--- Items from a dataset ---
-------------------------
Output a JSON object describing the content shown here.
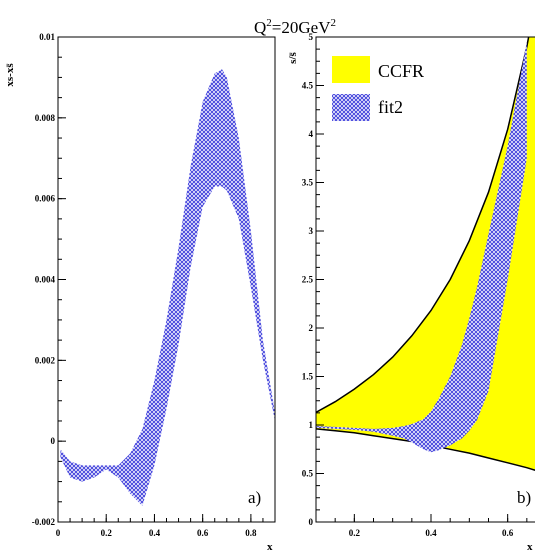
{
  "figure_title": {
    "base": "Q",
    "sup1": "2",
    "mid": "=20GeV",
    "sup2": "2"
  },
  "colors": {
    "hatch": "#4444dd",
    "band": "#ffff00",
    "curve": "#000000"
  },
  "chart_data": [
    {
      "type": "area",
      "panel_label": "a)",
      "ylabel": "xs-xs̄",
      "xlabel": "x",
      "xlim": [
        0,
        0.9
      ],
      "ylim": [
        -0.002,
        0.01
      ],
      "xticks": [
        0,
        0.2,
        0.4,
        0.6,
        0.8
      ],
      "xtick_labels": [
        "0",
        "0.2",
        "0.4",
        "0.6",
        "0.8"
      ],
      "yticks": [
        -0.002,
        0,
        0.002,
        0.004,
        0.006,
        0.008,
        0.01
      ],
      "ytick_labels": [
        "-0.002",
        "0",
        "0.002",
        "0.004",
        "0.006",
        "0.008",
        "0.01"
      ],
      "series": [
        {
          "fill": "hatch",
          "x": [
            0.01,
            0.05,
            0.1,
            0.15,
            0.2,
            0.25,
            0.3,
            0.35,
            0.4,
            0.45,
            0.5,
            0.55,
            0.6,
            0.65,
            0.68,
            0.7,
            0.75,
            0.8,
            0.85,
            0.9
          ],
          "upper": [
            -0.0002,
            -0.0005,
            -0.0006,
            -0.0006,
            -0.0006,
            -0.0006,
            -0.0003,
            0.0003,
            0.0015,
            0.003,
            0.0048,
            0.0068,
            0.0084,
            0.0091,
            0.0092,
            0.009,
            0.0075,
            0.0052,
            0.0025,
            0.0007
          ],
          "lower": [
            -0.0004,
            -0.0009,
            -0.001,
            -0.0009,
            -0.0007,
            -0.0009,
            -0.0013,
            -0.0016,
            -0.0006,
            0.0008,
            0.0024,
            0.0043,
            0.0058,
            0.0063,
            0.0063,
            0.0062,
            0.0055,
            0.0038,
            0.002,
            0.0005
          ]
        }
      ]
    },
    {
      "type": "area",
      "panel_label": "b)",
      "ylabel": "s/s̄",
      "xlabel": "x",
      "xlim": [
        0.1,
        0.7
      ],
      "ylim": [
        0,
        5
      ],
      "xticks": [
        0.2,
        0.4,
        0.6
      ],
      "xtick_labels": [
        "0.2",
        "0.4",
        "0.6"
      ],
      "yticks": [
        0,
        0.5,
        1,
        1.5,
        2,
        2.5,
        3,
        3.5,
        4,
        4.5,
        5
      ],
      "ytick_labels": [
        "0",
        "0.5",
        "1",
        "1.5",
        "2",
        "2.5",
        "3",
        "3.5",
        "4",
        "4.5",
        "5"
      ],
      "legend": [
        {
          "label": "CCFR",
          "fill": "band"
        },
        {
          "label": "fit2",
          "fill": "hatch"
        }
      ],
      "series": [
        {
          "name": "CCFR",
          "fill": "band",
          "x": [
            0.1,
            0.15,
            0.2,
            0.25,
            0.3,
            0.35,
            0.4,
            0.45,
            0.5,
            0.55,
            0.6,
            0.65,
            0.7
          ],
          "upper": [
            1.13,
            1.24,
            1.37,
            1.52,
            1.7,
            1.92,
            2.18,
            2.5,
            2.9,
            3.4,
            4.05,
            4.9,
            5.95
          ],
          "lower": [
            0.96,
            0.94,
            0.92,
            0.89,
            0.86,
            0.83,
            0.79,
            0.75,
            0.71,
            0.66,
            0.61,
            0.56,
            0.5
          ]
        },
        {
          "name": "fit2",
          "fill": "hatch",
          "x": [
            0.1,
            0.15,
            0.2,
            0.25,
            0.3,
            0.33,
            0.35,
            0.38,
            0.4,
            0.42,
            0.45,
            0.48,
            0.5,
            0.52,
            0.55,
            0.6,
            0.65
          ],
          "upper": [
            0.99,
            0.98,
            0.97,
            0.96,
            0.97,
            0.99,
            1.01,
            1.06,
            1.14,
            1.27,
            1.5,
            1.82,
            2.1,
            2.42,
            2.97,
            3.88,
            4.95
          ],
          "lower": [
            0.97,
            0.96,
            0.95,
            0.93,
            0.89,
            0.86,
            0.82,
            0.75,
            0.72,
            0.74,
            0.79,
            0.86,
            0.94,
            1.05,
            1.35,
            2.5,
            3.75
          ]
        }
      ]
    }
  ]
}
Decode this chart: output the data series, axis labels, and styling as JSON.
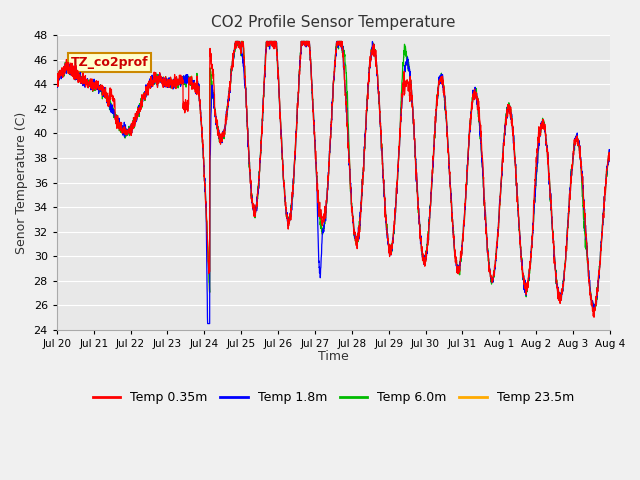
{
  "title": "CO2 Profile Sensor Temperature",
  "ylabel": "Senor Temperature (C)",
  "xlabel": "Time",
  "ylim": [
    24,
    48
  ],
  "yticks": [
    24,
    26,
    28,
    30,
    32,
    34,
    36,
    38,
    40,
    42,
    44,
    46,
    48
  ],
  "xtick_labels": [
    "Jul 20",
    "Jul 21",
    "Jul 22",
    "Jul 23",
    "Jul 24",
    "Jul 25",
    "Jul 26",
    "Jul 27",
    "Jul 28",
    "Jul 29",
    "Jul 30",
    "Jul 31",
    "Aug 1",
    "Aug 2",
    "Aug 3",
    "Aug 4"
  ],
  "annotation_text": "TZ_co2prof",
  "colors": {
    "red": "#ff0000",
    "blue": "#0000ff",
    "green": "#00bb00",
    "orange": "#ffaa00"
  },
  "legend_labels": [
    "Temp 0.35m",
    "Temp 1.8m",
    "Temp 6.0m",
    "Temp 23.5m"
  ],
  "bg_color": "#e8e8e8",
  "grid_color": "#ffffff",
  "fig_bg": "#f0f0f0"
}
-------------------------
--- Your instructions ---
Repeat exactly the lines from the one containing "Decode this chart: output" through the last line of the records above, both included, and leave out the pictures.

--- Task solution ---
Decode this chart: output the data series, axis labels, and styling as JSON.
{
  "title": "CO2 Profile Sensor Temperature",
  "ylabel": "Senor Temperature (C)",
  "xlabel": "Time",
  "ylim": [
    24,
    48
  ],
  "yticks": [
    24,
    26,
    28,
    30,
    32,
    34,
    36,
    38,
    40,
    42,
    44,
    46,
    48
  ],
  "xtick_labels": [
    "Jul 20",
    "Jul 21",
    "Jul 22",
    "Jul 23",
    "Jul 24",
    "Jul 25",
    "Jul 26",
    "Jul 27",
    "Jul 28",
    "Jul 29",
    "Jul 30",
    "Jul 31",
    "Aug 1",
    "Aug 2",
    "Aug 3",
    "Aug 4"
  ],
  "annotation_text": "TZ_co2prof",
  "colors": {
    "red": "#ff0000",
    "blue": "#0000ff",
    "green": "#00bb00",
    "orange": "#ffaa00"
  },
  "legend_labels": [
    "Temp 0.35m",
    "Temp 1.8m",
    "Temp 6.0m",
    "Temp 23.5m"
  ],
  "bg_color": "#e8e8e8",
  "grid_color": "#ffffff",
  "fig_bg": "#f0f0f0"
}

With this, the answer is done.